● To do
Each entry below should be echoed exactly, with pictures omitted.
Start of Data in this exercise
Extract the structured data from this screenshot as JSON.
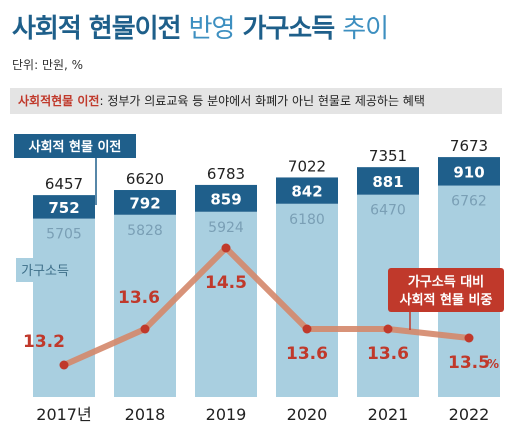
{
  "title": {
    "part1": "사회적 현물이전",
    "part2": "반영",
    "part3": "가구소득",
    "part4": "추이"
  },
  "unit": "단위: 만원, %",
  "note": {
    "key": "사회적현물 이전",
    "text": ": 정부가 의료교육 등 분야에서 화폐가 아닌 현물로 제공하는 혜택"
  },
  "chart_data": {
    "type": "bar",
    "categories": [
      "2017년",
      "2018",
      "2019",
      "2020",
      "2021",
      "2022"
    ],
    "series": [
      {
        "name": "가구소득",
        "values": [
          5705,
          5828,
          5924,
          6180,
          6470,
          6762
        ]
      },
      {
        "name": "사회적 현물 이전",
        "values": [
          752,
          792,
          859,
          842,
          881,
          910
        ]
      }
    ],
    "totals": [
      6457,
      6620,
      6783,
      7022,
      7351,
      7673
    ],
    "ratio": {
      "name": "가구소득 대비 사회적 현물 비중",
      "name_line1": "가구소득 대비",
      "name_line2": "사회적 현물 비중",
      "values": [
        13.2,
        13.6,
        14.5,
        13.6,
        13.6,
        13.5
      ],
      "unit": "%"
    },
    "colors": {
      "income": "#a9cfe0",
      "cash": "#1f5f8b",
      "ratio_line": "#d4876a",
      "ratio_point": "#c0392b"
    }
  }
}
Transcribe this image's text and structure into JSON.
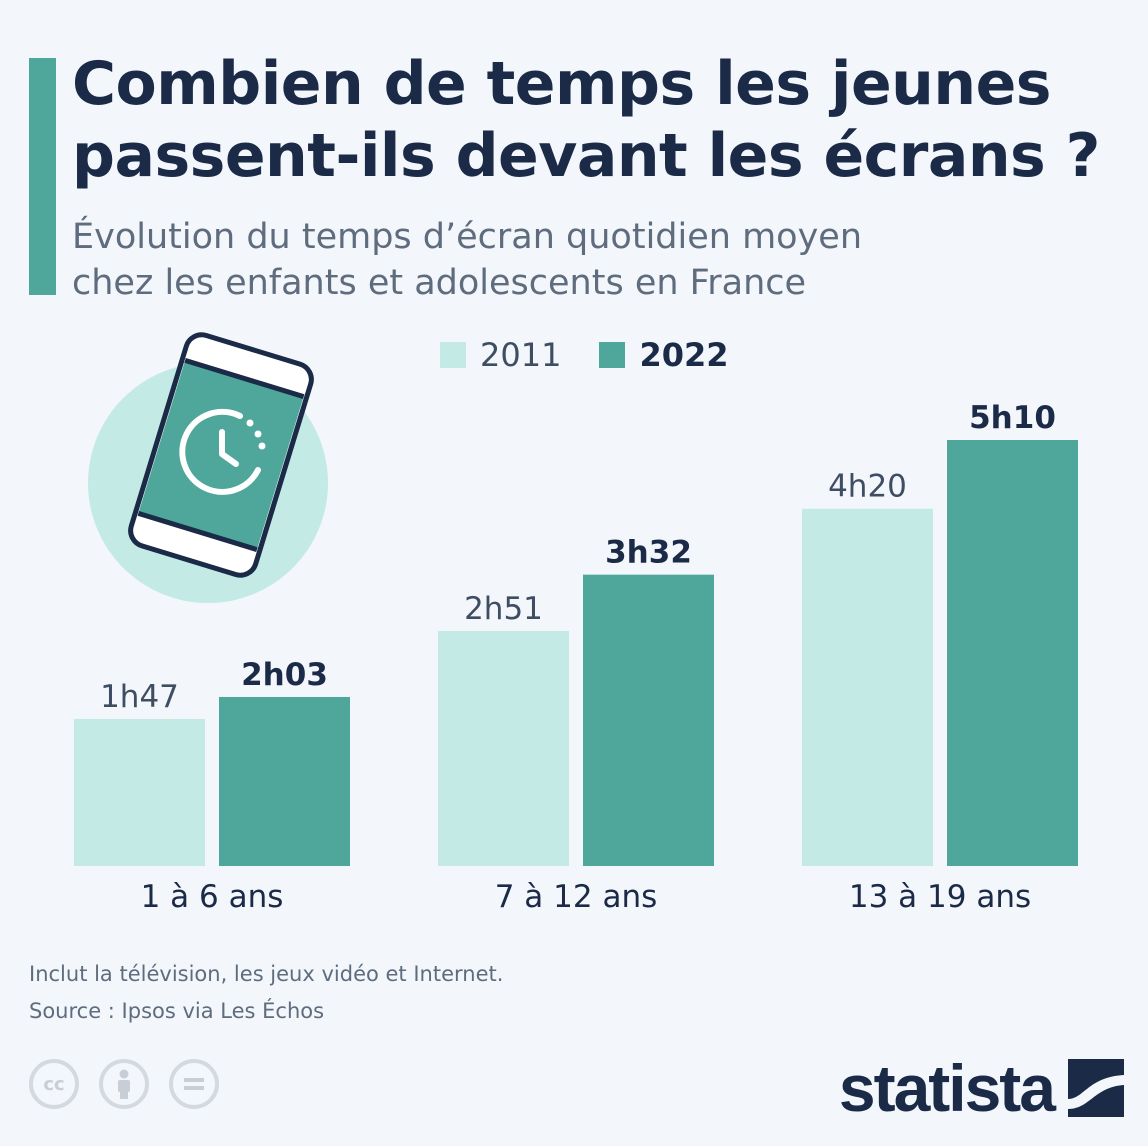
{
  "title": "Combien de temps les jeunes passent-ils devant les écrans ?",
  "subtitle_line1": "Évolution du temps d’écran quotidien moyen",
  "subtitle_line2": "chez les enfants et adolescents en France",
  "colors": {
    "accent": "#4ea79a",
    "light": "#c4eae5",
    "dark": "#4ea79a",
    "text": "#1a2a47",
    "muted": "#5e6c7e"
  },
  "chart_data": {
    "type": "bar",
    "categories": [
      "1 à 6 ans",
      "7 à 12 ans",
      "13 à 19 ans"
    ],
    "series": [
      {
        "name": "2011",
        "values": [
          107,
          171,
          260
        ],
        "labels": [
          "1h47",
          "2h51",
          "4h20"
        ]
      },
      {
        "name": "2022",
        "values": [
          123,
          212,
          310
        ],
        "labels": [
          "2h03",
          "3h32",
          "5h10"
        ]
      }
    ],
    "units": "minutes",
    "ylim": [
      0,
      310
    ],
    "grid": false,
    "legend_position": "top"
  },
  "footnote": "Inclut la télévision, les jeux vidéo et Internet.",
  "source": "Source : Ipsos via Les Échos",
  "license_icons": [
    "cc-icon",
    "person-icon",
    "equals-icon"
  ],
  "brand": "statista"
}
End of Data in this exercise
● In response
Extract the structured data from this screenshot as JSON.
{
  "title": {
    "part1": "사회적 현물이전",
    "part2": "반영",
    "part3": "가구소득",
    "part4": "추이"
  },
  "unit": "단위: 만원, %",
  "note": {
    "key": "사회적현물 이전",
    "text": ": 정부가 의료교육 등 분야에서 화폐가 아닌 현물로 제공하는 혜택"
  },
  "chart_data": {
    "type": "bar",
    "categories": [
      "2017년",
      "2018",
      "2019",
      "2020",
      "2021",
      "2022"
    ],
    "series": [
      {
        "name": "가구소득",
        "values": [
          5705,
          5828,
          5924,
          6180,
          6470,
          6762
        ]
      },
      {
        "name": "사회적 현물 이전",
        "values": [
          752,
          792,
          859,
          842,
          881,
          910
        ]
      }
    ],
    "totals": [
      6457,
      6620,
      6783,
      7022,
      7351,
      7673
    ],
    "ratio": {
      "name": "가구소득 대비 사회적 현물 비중",
      "name_line1": "가구소득 대비",
      "name_line2": "사회적 현물 비중",
      "values": [
        13.2,
        13.6,
        14.5,
        13.6,
        13.6,
        13.5
      ],
      "unit": "%"
    },
    "colors": {
      "income": "#a9cfe0",
      "cash": "#1f5f8b",
      "ratio_line": "#d4876a",
      "ratio_point": "#c0392b"
    }
  }
}
Transcribe this image's text and structure into JSON.
{
  "title": "Combien de temps les jeunes passent-ils devant les écrans ?",
  "subtitle_line1": "Évolution du temps d’écran quotidien moyen",
  "subtitle_line2": "chez les enfants et adolescents en France",
  "colors": {
    "accent": "#4ea79a",
    "light": "#c4eae5",
    "dark": "#4ea79a",
    "text": "#1a2a47",
    "muted": "#5e6c7e"
  },
  "chart_data": {
    "type": "bar",
    "categories": [
      "1 à 6 ans",
      "7 à 12 ans",
      "13 à 19 ans"
    ],
    "series": [
      {
        "name": "2011",
        "values": [
          107,
          171,
          260
        ],
        "labels": [
          "1h47",
          "2h51",
          "4h20"
        ]
      },
      {
        "name": "2022",
        "values": [
          123,
          212,
          310
        ],
        "labels": [
          "2h03",
          "3h32",
          "5h10"
        ]
      }
    ],
    "units": "minutes",
    "ylim": [
      0,
      310
    ],
    "grid": false,
    "legend_position": "top"
  },
  "footnote": "Inclut la télévision, les jeux vidéo et Internet.",
  "source": "Source : Ipsos via Les Échos",
  "license_icons": [
    "cc-icon",
    "person-icon",
    "equals-icon"
  ],
  "brand": "statista"
}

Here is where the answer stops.